**GIVEN PROBLEM:**
Find how many lines contain the word "media" and state that number alone.

**INPUT RECORDS:**
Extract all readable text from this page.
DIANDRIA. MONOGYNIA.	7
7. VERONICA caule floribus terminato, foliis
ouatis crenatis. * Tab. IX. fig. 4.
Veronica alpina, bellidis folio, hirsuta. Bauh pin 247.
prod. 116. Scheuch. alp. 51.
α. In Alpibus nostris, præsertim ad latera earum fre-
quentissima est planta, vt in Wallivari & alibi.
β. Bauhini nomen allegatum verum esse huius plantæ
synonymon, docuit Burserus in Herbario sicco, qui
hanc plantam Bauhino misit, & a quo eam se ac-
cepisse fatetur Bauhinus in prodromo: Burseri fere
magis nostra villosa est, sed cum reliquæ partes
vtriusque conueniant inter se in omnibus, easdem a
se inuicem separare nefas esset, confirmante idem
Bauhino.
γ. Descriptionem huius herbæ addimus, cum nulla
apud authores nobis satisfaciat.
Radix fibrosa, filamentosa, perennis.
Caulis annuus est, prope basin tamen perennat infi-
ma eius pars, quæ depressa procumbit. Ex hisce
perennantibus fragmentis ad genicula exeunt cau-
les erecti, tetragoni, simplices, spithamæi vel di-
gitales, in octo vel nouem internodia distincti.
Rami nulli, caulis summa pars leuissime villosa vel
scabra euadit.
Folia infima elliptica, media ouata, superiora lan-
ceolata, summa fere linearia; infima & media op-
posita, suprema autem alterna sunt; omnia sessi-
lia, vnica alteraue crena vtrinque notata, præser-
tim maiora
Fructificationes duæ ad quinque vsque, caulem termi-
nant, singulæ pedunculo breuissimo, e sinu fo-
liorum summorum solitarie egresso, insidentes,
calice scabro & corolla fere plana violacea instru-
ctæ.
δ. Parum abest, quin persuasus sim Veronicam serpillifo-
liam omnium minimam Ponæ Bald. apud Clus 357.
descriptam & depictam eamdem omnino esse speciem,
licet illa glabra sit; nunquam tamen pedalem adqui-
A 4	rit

**TASK RESPONSE:**
2